• _Exercise_
Find every line with the word "only". Copy those lines.

• _Records provided_
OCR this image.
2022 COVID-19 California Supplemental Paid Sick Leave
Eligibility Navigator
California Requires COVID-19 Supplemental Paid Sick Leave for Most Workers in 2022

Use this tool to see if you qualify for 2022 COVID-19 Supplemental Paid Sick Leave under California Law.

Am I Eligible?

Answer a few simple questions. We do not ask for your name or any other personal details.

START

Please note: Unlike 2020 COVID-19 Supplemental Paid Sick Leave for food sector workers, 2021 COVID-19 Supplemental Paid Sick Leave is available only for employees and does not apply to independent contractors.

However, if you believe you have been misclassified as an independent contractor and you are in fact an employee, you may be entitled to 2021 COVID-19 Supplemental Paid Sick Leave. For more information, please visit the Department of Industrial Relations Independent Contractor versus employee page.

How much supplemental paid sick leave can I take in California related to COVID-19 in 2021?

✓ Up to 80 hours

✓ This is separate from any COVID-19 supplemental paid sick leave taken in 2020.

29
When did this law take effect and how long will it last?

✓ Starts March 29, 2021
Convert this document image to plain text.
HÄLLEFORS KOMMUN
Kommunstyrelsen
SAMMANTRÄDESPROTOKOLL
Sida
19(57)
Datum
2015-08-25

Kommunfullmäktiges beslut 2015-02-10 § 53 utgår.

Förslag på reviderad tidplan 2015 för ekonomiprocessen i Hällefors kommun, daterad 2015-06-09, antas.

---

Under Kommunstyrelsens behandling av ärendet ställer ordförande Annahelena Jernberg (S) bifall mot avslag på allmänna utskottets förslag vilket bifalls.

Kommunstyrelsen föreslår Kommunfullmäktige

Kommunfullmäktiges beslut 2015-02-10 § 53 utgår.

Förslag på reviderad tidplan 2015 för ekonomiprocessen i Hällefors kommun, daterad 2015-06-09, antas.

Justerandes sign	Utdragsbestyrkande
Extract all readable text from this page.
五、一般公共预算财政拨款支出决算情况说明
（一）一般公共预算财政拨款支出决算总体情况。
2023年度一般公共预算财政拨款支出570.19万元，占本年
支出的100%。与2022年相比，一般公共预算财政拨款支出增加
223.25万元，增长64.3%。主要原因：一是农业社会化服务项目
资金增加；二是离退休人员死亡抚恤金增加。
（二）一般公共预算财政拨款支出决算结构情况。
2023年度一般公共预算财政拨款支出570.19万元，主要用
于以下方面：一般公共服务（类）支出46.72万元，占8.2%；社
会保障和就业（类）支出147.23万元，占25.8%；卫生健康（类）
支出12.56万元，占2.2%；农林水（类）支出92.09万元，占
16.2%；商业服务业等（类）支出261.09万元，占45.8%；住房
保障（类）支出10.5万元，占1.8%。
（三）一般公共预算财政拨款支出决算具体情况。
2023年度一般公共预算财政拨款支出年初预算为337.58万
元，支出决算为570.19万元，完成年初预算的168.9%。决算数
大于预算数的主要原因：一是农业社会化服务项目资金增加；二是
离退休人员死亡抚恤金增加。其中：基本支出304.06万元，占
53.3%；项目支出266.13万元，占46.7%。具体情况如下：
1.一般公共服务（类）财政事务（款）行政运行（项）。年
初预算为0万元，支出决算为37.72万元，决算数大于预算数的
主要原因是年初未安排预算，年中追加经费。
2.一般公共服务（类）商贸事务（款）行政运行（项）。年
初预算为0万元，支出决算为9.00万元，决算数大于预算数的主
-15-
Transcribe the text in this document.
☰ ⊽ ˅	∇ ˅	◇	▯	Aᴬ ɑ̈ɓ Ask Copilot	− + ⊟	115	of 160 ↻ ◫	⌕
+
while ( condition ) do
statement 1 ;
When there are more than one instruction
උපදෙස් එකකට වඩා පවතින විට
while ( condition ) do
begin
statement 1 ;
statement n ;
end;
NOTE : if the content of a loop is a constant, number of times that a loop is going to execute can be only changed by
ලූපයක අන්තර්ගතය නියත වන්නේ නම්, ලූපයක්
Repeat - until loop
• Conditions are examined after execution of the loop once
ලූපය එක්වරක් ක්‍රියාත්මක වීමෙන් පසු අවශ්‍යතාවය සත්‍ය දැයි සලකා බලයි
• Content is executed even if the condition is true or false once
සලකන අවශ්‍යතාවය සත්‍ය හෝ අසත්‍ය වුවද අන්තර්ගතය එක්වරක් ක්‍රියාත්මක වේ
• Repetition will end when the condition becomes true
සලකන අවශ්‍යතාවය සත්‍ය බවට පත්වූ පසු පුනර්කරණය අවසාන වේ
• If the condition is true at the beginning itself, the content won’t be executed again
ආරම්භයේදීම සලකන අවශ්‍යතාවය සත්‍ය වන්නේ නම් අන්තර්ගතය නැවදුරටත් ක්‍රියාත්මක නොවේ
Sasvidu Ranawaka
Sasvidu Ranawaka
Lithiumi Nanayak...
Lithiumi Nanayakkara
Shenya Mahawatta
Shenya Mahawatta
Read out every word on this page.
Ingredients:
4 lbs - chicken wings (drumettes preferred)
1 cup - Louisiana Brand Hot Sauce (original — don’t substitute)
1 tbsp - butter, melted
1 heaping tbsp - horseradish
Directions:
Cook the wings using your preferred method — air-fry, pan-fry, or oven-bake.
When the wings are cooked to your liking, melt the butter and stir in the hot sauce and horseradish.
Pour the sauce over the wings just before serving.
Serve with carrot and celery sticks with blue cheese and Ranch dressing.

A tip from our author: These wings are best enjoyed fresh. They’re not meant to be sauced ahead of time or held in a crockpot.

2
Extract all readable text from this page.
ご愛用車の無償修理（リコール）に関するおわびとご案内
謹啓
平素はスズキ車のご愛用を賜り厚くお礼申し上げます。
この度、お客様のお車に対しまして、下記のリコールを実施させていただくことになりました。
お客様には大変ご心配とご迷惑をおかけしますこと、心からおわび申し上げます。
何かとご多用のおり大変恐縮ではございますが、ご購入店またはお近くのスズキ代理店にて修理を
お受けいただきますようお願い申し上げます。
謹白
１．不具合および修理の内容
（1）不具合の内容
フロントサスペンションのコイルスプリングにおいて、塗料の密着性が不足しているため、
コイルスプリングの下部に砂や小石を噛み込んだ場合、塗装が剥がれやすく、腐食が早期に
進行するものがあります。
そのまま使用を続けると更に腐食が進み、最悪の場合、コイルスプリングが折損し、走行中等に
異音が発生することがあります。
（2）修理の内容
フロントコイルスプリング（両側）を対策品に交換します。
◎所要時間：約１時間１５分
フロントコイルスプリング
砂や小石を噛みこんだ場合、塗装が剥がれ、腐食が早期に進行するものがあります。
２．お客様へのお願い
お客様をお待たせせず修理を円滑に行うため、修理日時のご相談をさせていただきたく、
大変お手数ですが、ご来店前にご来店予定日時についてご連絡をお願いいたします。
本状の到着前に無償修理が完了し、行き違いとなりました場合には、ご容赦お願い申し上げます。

• _Solution for this problem_
Please note: Unlike 2020 COVID-19 Supplemental Paid Sick Leave for food sector workers, 2021 COVID-19 Supplemental Paid Sick Leave is available only for employees and does not apply to independent contractors.
NOTE : if the content of a loop is a constant, number of times that a loop is going to execute can be only changed by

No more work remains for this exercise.